→ GOAL
Write out every entry exactly as it appears.

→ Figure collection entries
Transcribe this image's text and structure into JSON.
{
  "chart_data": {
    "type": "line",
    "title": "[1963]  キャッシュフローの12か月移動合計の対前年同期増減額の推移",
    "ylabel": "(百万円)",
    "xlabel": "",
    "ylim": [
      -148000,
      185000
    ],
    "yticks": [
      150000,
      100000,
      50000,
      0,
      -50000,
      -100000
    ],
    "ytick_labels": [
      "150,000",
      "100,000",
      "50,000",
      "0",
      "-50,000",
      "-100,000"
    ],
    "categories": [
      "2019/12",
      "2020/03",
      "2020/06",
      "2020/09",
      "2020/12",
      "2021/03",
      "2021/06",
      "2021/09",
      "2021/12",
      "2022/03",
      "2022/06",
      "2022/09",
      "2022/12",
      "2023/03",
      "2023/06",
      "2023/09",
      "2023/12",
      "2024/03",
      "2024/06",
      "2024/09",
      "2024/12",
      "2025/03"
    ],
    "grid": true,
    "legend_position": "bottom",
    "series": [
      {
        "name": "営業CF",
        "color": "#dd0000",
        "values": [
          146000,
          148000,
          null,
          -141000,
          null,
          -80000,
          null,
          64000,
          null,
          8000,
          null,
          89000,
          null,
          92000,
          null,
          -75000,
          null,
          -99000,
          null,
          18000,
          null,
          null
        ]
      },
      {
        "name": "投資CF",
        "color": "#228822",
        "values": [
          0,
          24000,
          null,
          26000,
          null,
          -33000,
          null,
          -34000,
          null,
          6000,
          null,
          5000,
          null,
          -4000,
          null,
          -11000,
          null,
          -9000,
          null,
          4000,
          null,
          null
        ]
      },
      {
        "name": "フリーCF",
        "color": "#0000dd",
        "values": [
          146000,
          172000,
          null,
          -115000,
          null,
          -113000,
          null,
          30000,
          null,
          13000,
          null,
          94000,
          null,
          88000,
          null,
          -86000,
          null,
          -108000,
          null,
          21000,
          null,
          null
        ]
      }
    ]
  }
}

→ SOLUTION FOR THIS EXERCISE
Transcribe this image's text and structure into JSON.
{
  "chart_data": {
    "type": "line",
    "title": "[1963]  キャッシュフローの12か月移動合計の対前年同期増減額の推移",
    "ylabel": "(百万円)",
    "xlabel": "",
    "ylim": [
      -148000,
      185000
    ],
    "yticks": [
      150000,
      100000,
      50000,
      0,
      -50000,
      -100000
    ],
    "ytick_labels": [
      "150,000",
      "100,000",
      "50,000",
      "0",
      "-50,000",
      "-100,000"
    ],
    "categories": [
      "2019/12",
      "2020/03",
      "2020/06",
      "2020/09",
      "2020/12",
      "2021/03",
      "2021/06",
      "2021/09",
      "2021/12",
      "2022/03",
      "2022/06",
      "2022/09",
      "2022/12",
      "2023/03",
      "2023/06",
      "2023/09",
      "2023/12",
      "2024/03",
      "2024/06",
      "2024/09",
      "2024/12",
      "2025/03"
    ],
    "grid": true,
    "legend_position": "bottom",
    "series": [
      {
        "name": "営業CF",
        "color": "#dd0000",
        "values": [
          146000,
          148000,
          null,
          -141000,
          null,
          -80000,
          null,
          64000,
          null,
          8000,
          null,
          89000,
          null,
          92000,
          null,
          -75000,
          null,
          -99000,
          null,
          18000,
          null,
          null
        ]
      },
      {
        "name": "投資CF",
        "color": "#228822",
        "values": [
          0,
          24000,
          null,
          26000,
          null,
          -33000,
          null,
          -34000,
          null,
          6000,
          null,
          5000,
          null,
          -4000,
          null,
          -11000,
          null,
          -9000,
          null,
          4000,
          null,
          null
        ]
      },
      {
        "name": "フリーCF",
        "color": "#0000dd",
        "values": [
          146000,
          172000,
          null,
          -115000,
          null,
          -113000,
          null,
          30000,
          null,
          13000,
          null,
          94000,
          null,
          88000,
          null,
          -86000,
          null,
          -108000,
          null,
          21000,
          null,
          null
        ]
      }
    ]
  }
}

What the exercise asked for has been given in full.